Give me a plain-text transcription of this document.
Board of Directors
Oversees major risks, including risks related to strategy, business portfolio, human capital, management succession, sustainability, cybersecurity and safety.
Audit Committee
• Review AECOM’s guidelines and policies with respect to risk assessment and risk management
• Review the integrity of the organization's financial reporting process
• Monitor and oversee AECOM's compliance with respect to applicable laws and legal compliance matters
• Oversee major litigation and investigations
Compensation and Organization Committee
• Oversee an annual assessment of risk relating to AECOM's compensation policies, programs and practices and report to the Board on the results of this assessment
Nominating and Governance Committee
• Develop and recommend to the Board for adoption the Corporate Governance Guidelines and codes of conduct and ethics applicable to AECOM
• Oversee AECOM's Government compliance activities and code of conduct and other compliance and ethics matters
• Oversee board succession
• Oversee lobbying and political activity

● **Short exercise**
Work through the listing above and report how many lines include the string "respect", with no other text.

● **Solution to this exercise**
2